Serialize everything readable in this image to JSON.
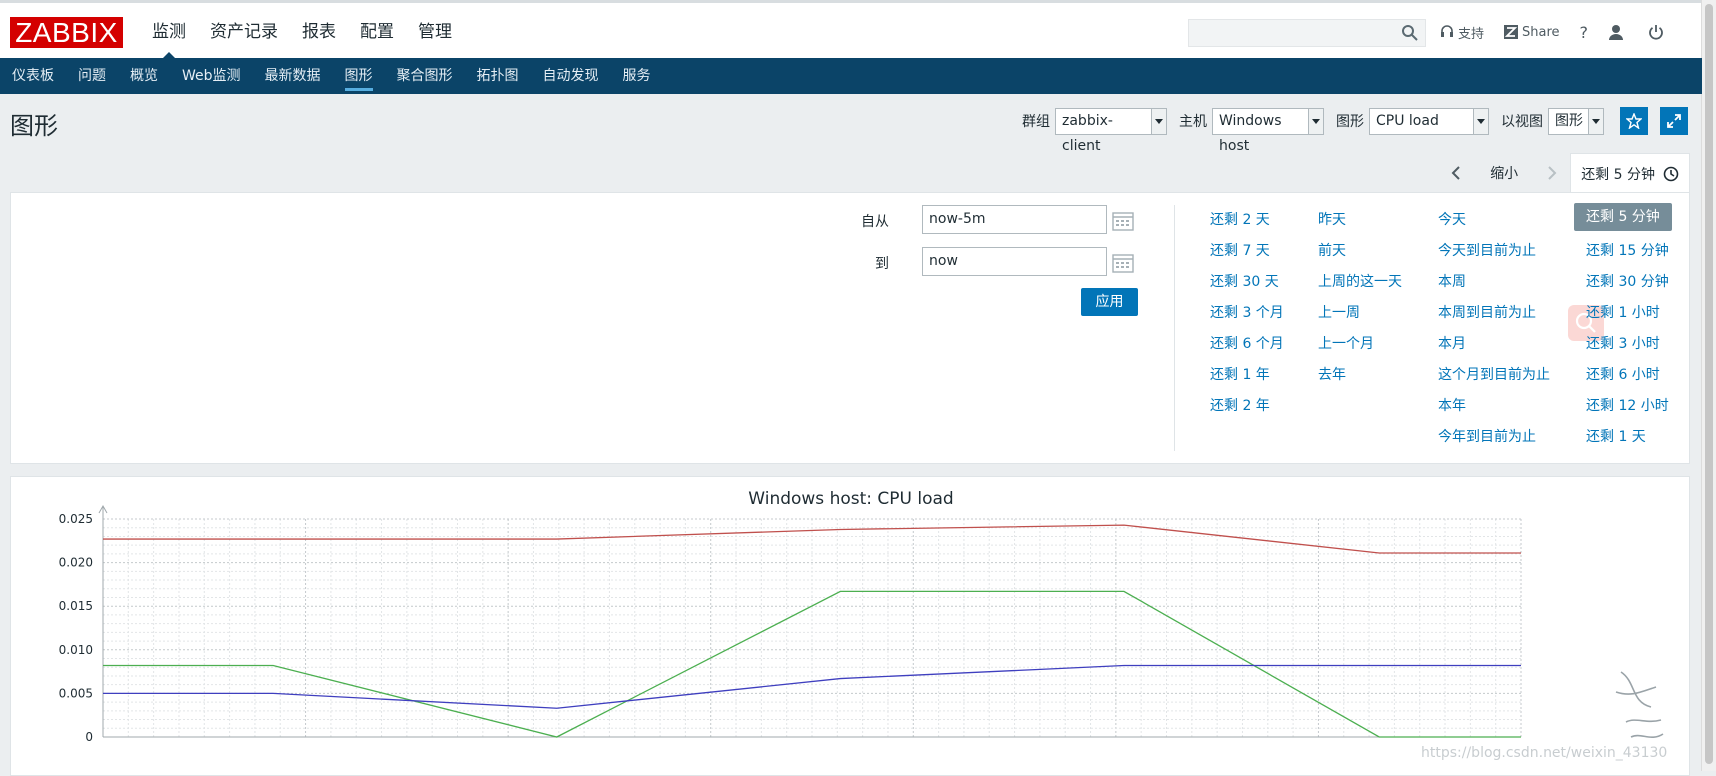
{
  "logo": "ZABBIX",
  "main_nav": [
    "监测",
    "资产记录",
    "报表",
    "配置",
    "管理"
  ],
  "top_links": {
    "support": "支持",
    "share": "Share",
    "help": "?"
  },
  "sub_nav": [
    "仪表板",
    "问题",
    "概览",
    "Web监测",
    "最新数据",
    "图形",
    "聚合图形",
    "拓扑图",
    "自动发现",
    "服务"
  ],
  "page_title": "图形",
  "filters": {
    "group_label": "群组",
    "group_value": "zabbix-client",
    "host_label": "主机",
    "host_value": "Windows host",
    "graph_label": "图形",
    "graph_value": "CPU load",
    "view_label": "以视图",
    "view_value": "图形"
  },
  "time_tabs": {
    "zoom_out": "缩小",
    "selected": "还剩 5 分钟"
  },
  "time_form": {
    "from_label": "自从",
    "from_value": "now-5m",
    "to_label": "到",
    "to_value": "now",
    "apply": "应用"
  },
  "quick_ranges": {
    "col1": [
      "还剩 2 天",
      "还剩 7 天",
      "还剩 30 天",
      "还剩 3 个月",
      "还剩 6 个月",
      "还剩 1 年",
      "还剩 2 年"
    ],
    "col2": [
      "昨天",
      "前天",
      "上周的这一天",
      "上一周",
      "上一个月",
      "去年"
    ],
    "col3": [
      "今天",
      "今天到目前为止",
      "本周",
      "本周到目前为止",
      "本月",
      "这个月到目前为止",
      "本年",
      "今年到目前为止"
    ],
    "col4": [
      "还剩 5 分钟",
      "还剩 15 分钟",
      "还剩 30 分钟",
      "还剩 1 小时",
      "还剩 3 小时",
      "还剩 6 小时",
      "还剩 12 小时",
      "还剩 1 天"
    ]
  },
  "watermark": "https://blog.csdn.net/weixin_43130",
  "chart_data": {
    "type": "line",
    "title": "Windows host: CPU load",
    "ylim": [
      0,
      0.025
    ],
    "y_ticks": [
      "0.025",
      "0.020",
      "0.015",
      "0.010",
      "0.005",
      "0"
    ],
    "x": [
      0,
      0.12,
      0.32,
      0.52,
      0.72,
      0.9,
      1.0
    ],
    "series": [
      {
        "color": "#c0504d",
        "values": [
          0.0227,
          0.0227,
          0.0227,
          0.0238,
          0.0243,
          0.0211,
          0.0211
        ]
      },
      {
        "color": "#4caf50",
        "values": [
          0.0082,
          0.0082,
          0.0,
          0.0167,
          0.0167,
          0.0,
          0.0
        ]
      },
      {
        "color": "#3f3fbf",
        "values": [
          0.005,
          0.005,
          0.0033,
          0.0067,
          0.0082,
          0.0082,
          0.0082
        ]
      }
    ],
    "grid": true
  }
}
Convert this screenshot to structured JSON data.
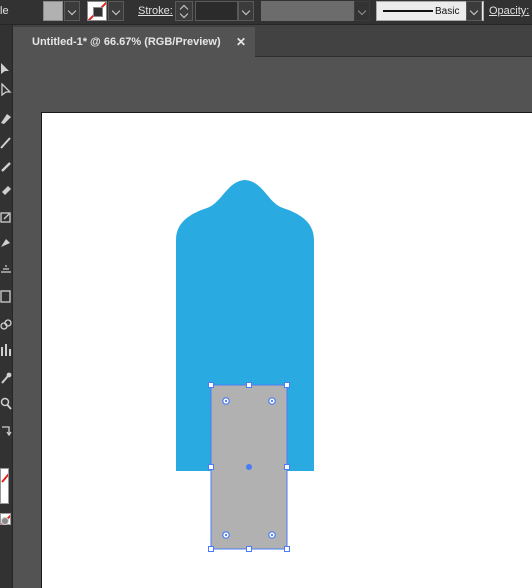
{
  "control_bar": {
    "left_label": "le",
    "fill_color": "#b1b1b1",
    "stroke_label": "Stroke:",
    "stroke_weight": "",
    "profile_label": "Basic",
    "opacity_label": "Opacity:"
  },
  "tools": {
    "items": [
      "selection-tool",
      "direct-selection-tool",
      "pen-tool",
      "pencil-tool",
      "brush-tool",
      "eraser-tool",
      "scale-tool",
      "width-tool",
      "shape-builder-tool",
      "perspective-grid-tool",
      "mesh-tool",
      "gradient-tool",
      "eyedropper-tool",
      "blend-tool",
      "symbol-sprayer-tool",
      "column-graph-tool",
      "artboard-tool",
      "zoom-tool",
      "swap-icon"
    ]
  },
  "document": {
    "tab_title": "Untitled-1* @ 66.67% (RGB/Preview)",
    "close_label": "✕"
  },
  "artwork": {
    "blue_shape_color": "#29abe2",
    "selected_rect_fill": "#b1b1b1",
    "selection_color": "#4a7cf7"
  }
}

_Short problem_
Verbatim reproduction of every record is required; images are left out.

_The output_
Serialize everything readable in this image to JSON.
{
  "logo": "ZABBIX",
  "main_nav": [
    "监测",
    "资产记录",
    "报表",
    "配置",
    "管理"
  ],
  "top_links": {
    "support": "支持",
    "share": "Share",
    "help": "?"
  },
  "sub_nav": [
    "仪表板",
    "问题",
    "概览",
    "Web监测",
    "最新数据",
    "图形",
    "聚合图形",
    "拓扑图",
    "自动发现",
    "服务"
  ],
  "page_title": "图形",
  "filters": {
    "group_label": "群组",
    "group_value": "zabbix-client",
    "host_label": "主机",
    "host_value": "Windows host",
    "graph_label": "图形",
    "graph_value": "CPU load",
    "view_label": "以视图",
    "view_value": "图形"
  },
  "time_tabs": {
    "zoom_out": "缩小",
    "selected": "还剩 5 分钟"
  },
  "time_form": {
    "from_label": "自从",
    "from_value": "now-5m",
    "to_label": "到",
    "to_value": "now",
    "apply": "应用"
  },
  "quick_ranges": {
    "col1": [
      "还剩 2 天",
      "还剩 7 天",
      "还剩 30 天",
      "还剩 3 个月",
      "还剩 6 个月",
      "还剩 1 年",
      "还剩 2 年"
    ],
    "col2": [
      "昨天",
      "前天",
      "上周的这一天",
      "上一周",
      "上一个月",
      "去年"
    ],
    "col3": [
      "今天",
      "今天到目前为止",
      "本周",
      "本周到目前为止",
      "本月",
      "这个月到目前为止",
      "本年",
      "今年到目前为止"
    ],
    "col4": [
      "还剩 5 分钟",
      "还剩 15 分钟",
      "还剩 30 分钟",
      "还剩 1 小时",
      "还剩 3 小时",
      "还剩 6 小时",
      "还剩 12 小时",
      "还剩 1 天"
    ]
  },
  "watermark": "https://blog.csdn.net/weixin_43130",
  "chart_data": {
    "type": "line",
    "title": "Windows host: CPU load",
    "ylim": [
      0,
      0.025
    ],
    "y_ticks": [
      "0.025",
      "0.020",
      "0.015",
      "0.010",
      "0.005",
      "0"
    ],
    "x": [
      0,
      0.12,
      0.32,
      0.52,
      0.72,
      0.9,
      1.0
    ],
    "series": [
      {
        "color": "#c0504d",
        "values": [
          0.0227,
          0.0227,
          0.0227,
          0.0238,
          0.0243,
          0.0211,
          0.0211
        ]
      },
      {
        "color": "#4caf50",
        "values": [
          0.0082,
          0.0082,
          0.0,
          0.0167,
          0.0167,
          0.0,
          0.0
        ]
      },
      {
        "color": "#3f3fbf",
        "values": [
          0.005,
          0.005,
          0.0033,
          0.0067,
          0.0082,
          0.0082,
          0.0082
        ]
      }
    ],
    "grid": true
  }
}
Convert this screenshot to structured JSON data.
{
  "control_bar": {
    "left_label": "le",
    "fill_color": "#b1b1b1",
    "stroke_label": "Stroke:",
    "stroke_weight": "",
    "profile_label": "Basic",
    "opacity_label": "Opacity:"
  },
  "tools": {
    "items": [
      "selection-tool",
      "direct-selection-tool",
      "pen-tool",
      "pencil-tool",
      "brush-tool",
      "eraser-tool",
      "scale-tool",
      "width-tool",
      "shape-builder-tool",
      "perspective-grid-tool",
      "mesh-tool",
      "gradient-tool",
      "eyedropper-tool",
      "blend-tool",
      "symbol-sprayer-tool",
      "column-graph-tool",
      "artboard-tool",
      "zoom-tool",
      "swap-icon"
    ]
  },
  "document": {
    "tab_title": "Untitled-1* @ 66.67% (RGB/Preview)",
    "close_label": "✕"
  },
  "artwork": {
    "blue_shape_color": "#29abe2",
    "selected_rect_fill": "#b1b1b1",
    "selection_color": "#4a7cf7"
  }
}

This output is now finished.